> Input rows:
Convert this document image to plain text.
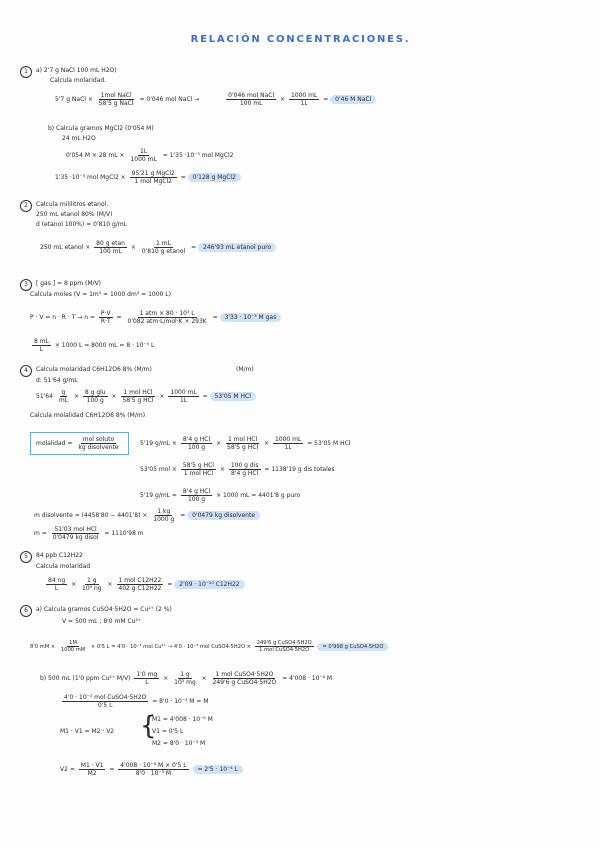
RELACIÓN CONCENTRACIONES.
1	a) 2'7 g NaCl 100 mL H2O)
Calcula molaridad.
5'7 g NaCl × $\frac{\text{1mol NaCl}}{\text{58'5 g NaCl}} = 0'046$ mol NaCl →	$\frac{\text{0'046 mol NaCl}}{100 mL} \times \frac{1000 mL}{1L} = 0'46$ M NaCl
b) Calcula gramos MgCl2 (0'054 M)
24 mL H2O
0'054 M × 28 mL × $\frac{1L}{1000 mL} = 1'35 \cdot 10^{-3}$ mol MgCl2
1'35 ·10⁻³ mol MgCl2 × $\frac{\text{95'21 g MgCl2}}{\text{1 mol MgCl2}} = 0'128$ g MgCl2
2	Calcula mililitros etanol.
250 mL etanol 80% (M/V)
d (etanol 100%) = 0'810 g/mL
250 mL etanol × $\frac{\text{80 g etan}}{100 mL} \times \frac{1 mL}{\text{0'810 g etanol}} = 246'93$ mL etanol puro
3	[ gas ] = 8 ppm (M/V)
Calcula moles (V = 1m³ = 1000 dm³ = 1000 L)
$P \cdot V = n \cdot R \cdot T \to n = \frac{P\cdot V}{R\cdot T} = \frac{\text{1 atm × 80 · 10³ L}}{\text{0'082 atm·L/mol·K × 293K}} = 3'33 \cdot 10^{-3}$ M gas
$\frac{8 mL}{L} \times 1000$ L = 8000 mL = 8 · 10⁻³ L
4	Calcula molaridad C6H12O6 8% (M/m)	(M/m)
d: 51'64 g/mL
$51'64 \frac{g}{mL} \times \frac{\text{8 g glu}}{100 g} \times \frac{\text{1 mol HCl}}{\text{58'5 g HCl}} \times \frac{1000 mL}{1L} = 53'05$ M HCl
Calcula molalidad C6H12O6 8% (M/m)
molalidad = $\frac{\text{mol soluto}}{\text{kg disolvente}}$	5'19 $g/mL \times \frac{\text{8'4 g HCl}}{100 g} \times \frac{\text{1 mol HCl}}{\text{58'5 g HCl}} \times \frac{1000 mL}{1L} = 53'05$ M HCl
53'05 mol × $\frac{\text{58'5 g HCl}}{\text{1 mol HCl}} \times \frac{\text{100 g dis}}{\text{8'4 g HCl}} = 1138'19$ g dis totales
5'19 $g/mL = \frac{\text{8'4 g HCl}}{100 g} \times 1000$ mL = 4401'8 g puro
m disolvente = $(4458'80 - 4401'8) \times \frac{1 kg}{1000 g} = 0'0479$ kg disolvente
$m = \frac{\text{51'03 mol HCl}}{\text{0'0479 kg disol}} = 1110'98$ m
5	84 ppb C12H22
Calcula molaridad
$\frac{84 ng}{L} \times \frac{1 g}{\text{10⁹ ng}} \times \frac{\text{1 mol C12H22}}{\text{402 g C12H22}} = 2'09 \cdot 10^{-10}$ C12H22
6	a) Calcula gramos CuSO4·5H2O = Cu²⁺ (2 %)
V = 500 mL ; 8'0 mM Cu²⁺
8'0 mM × $\frac{1M}{1000 mM} \times 0'5$ L = 4'0 · 10⁻³ mol Cu²⁺ → 4'0 · 10⁻³ mol CuSO4·5H2O × $\frac{\text{249'6 g CuSO4·5H2O}}{\text{1 mol CuSO4·5H2O}} = 0'998$ g CuSO4·5H2O
b) 500 mL (1'0 ppm Cu²⁺ $M/V) \frac{1'0 mg}{L} \times \frac{1 g}{\text{10³ mg}} \times \frac{\text{1 mol CuSO4·5H2O}}{\text{249'6 g CuSO4·5H2O}} = 4'008 \cdot 10^{-6}$ M
$\frac{\text{4'0 · 10⁻³ mol CuSO4·5H2O}}{0'5 L} = 8'0 \cdot 10^{-3}$ M = M
M1 · V1 = M2 · V2 {
M1 = 4'008 · 10⁻⁶ M
V1 = 0'5 L
M2 = 8'0 · 10⁻³ M
$V2 = \frac{M1 \cdot V1}{M2} = \frac{\text{4'008 · 10⁻⁶ M × 0'5 L}}{\text{8'0 · 10⁻³ M}} = 2'5 \cdot 10^{-4}$ L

> What needs to be done: In your copy of the records, include no pictures; repeat everything else exactly.

> Solution to this task:
Convert this document image to plain text.
RELACIÓN CONCENTRACIONES.
1	a) 2'7 g NaCl 100 mL H2O)
Calcula molaridad.
5'7 g NaCl × $\frac{\text{1mol NaCl}}{\text{58'5 g NaCl}} = 0'046$ mol NaCl →	$\frac{\text{0'046 mol NaCl}}{100 mL} \times \frac{1000 mL}{1L} = 0'46$ M NaCl
b) Calcula gramos MgCl2 (0'054 M)
24 mL H2O
0'054 M × 28 mL × $\frac{1L}{1000 mL} = 1'35 \cdot 10^{-3}$ mol MgCl2
1'35 ·10⁻³ mol MgCl2 × $\frac{\text{95'21 g MgCl2}}{\text{1 mol MgCl2}} = 0'128$ g MgCl2
2	Calcula mililitros etanol.
250 mL etanol 80% (M/V)
d (etanol 100%) = 0'810 g/mL
250 mL etanol × $\frac{\text{80 g etan}}{100 mL} \times \frac{1 mL}{\text{0'810 g etanol}} = 246'93$ mL etanol puro
3	[ gas ] = 8 ppm (M/V)
Calcula moles (V = 1m³ = 1000 dm³ = 1000 L)
$P \cdot V = n \cdot R \cdot T \to n = \frac{P\cdot V}{R\cdot T} = \frac{\text{1 atm × 80 · 10³ L}}{\text{0'082 atm·L/mol·K × 293K}} = 3'33 \cdot 10^{-3}$ M gas
$\frac{8 mL}{L} \times 1000$ L = 8000 mL = 8 · 10⁻³ L
4	Calcula molaridad C6H12O6 8% (M/m)	(M/m)
d: 51'64 g/mL
$51'64 \frac{g}{mL} \times \frac{\text{8 g glu}}{100 g} \times \frac{\text{1 mol HCl}}{\text{58'5 g HCl}} \times \frac{1000 mL}{1L} = 53'05$ M HCl
Calcula molalidad C6H12O6 8% (M/m)
molalidad = $\frac{\text{mol soluto}}{\text{kg disolvente}}$	5'19 $g/mL \times \frac{\text{8'4 g HCl}}{100 g} \times \frac{\text{1 mol HCl}}{\text{58'5 g HCl}} \times \frac{1000 mL}{1L} = 53'05$ M HCl
53'05 mol × $\frac{\text{58'5 g HCl}}{\text{1 mol HCl}} \times \frac{\text{100 g dis}}{\text{8'4 g HCl}} = 1138'19$ g dis totales
5'19 $g/mL = \frac{\text{8'4 g HCl}}{100 g} \times 1000$ mL = 4401'8 g puro
m disolvente = $(4458'80 - 4401'8) \times \frac{1 kg}{1000 g} = 0'0479$ kg disolvente
$m = \frac{\text{51'03 mol HCl}}{\text{0'0479 kg disol}} = 1110'98$ m
5	84 ppb C12H22
Calcula molaridad
$\frac{84 ng}{L} \times \frac{1 g}{\text{10⁹ ng}} \times \frac{\text{1 mol C12H22}}{\text{402 g C12H22}} = 2'09 \cdot 10^{-10}$ C12H22
6	a) Calcula gramos CuSO4·5H2O = Cu²⁺ (2 %)
V = 500 mL ; 8'0 mM Cu²⁺
8'0 mM × $\frac{1M}{1000 mM} \times 0'5$ L = 4'0 · 10⁻³ mol Cu²⁺ → 4'0 · 10⁻³ mol CuSO4·5H2O × $\frac{\text{249'6 g CuSO4·5H2O}}{\text{1 mol CuSO4·5H2O}} = 0'998$ g CuSO4·5H2O
b) 500 mL (1'0 ppm Cu²⁺ $M/V) \frac{1'0 mg}{L} \times \frac{1 g}{\text{10³ mg}} \times \frac{\text{1 mol CuSO4·5H2O}}{\text{249'6 g CuSO4·5H2O}} = 4'008 \cdot 10^{-6}$ M
$\frac{\text{4'0 · 10⁻³ mol CuSO4·5H2O}}{0'5 L} = 8'0 \cdot 10^{-3}$ M = M
M1 · V1 = M2 · V2 {
M1 = 4'008 · 10⁻⁶ M
V1 = 0'5 L
M2 = 8'0 · 10⁻³ M
$V2 = \frac{M1 \cdot V1}{M2} = \frac{\text{4'008 · 10⁻⁶ M × 0'5 L}}{\text{8'0 · 10⁻³ M}} = 2'5 \cdot 10^{-4}$ L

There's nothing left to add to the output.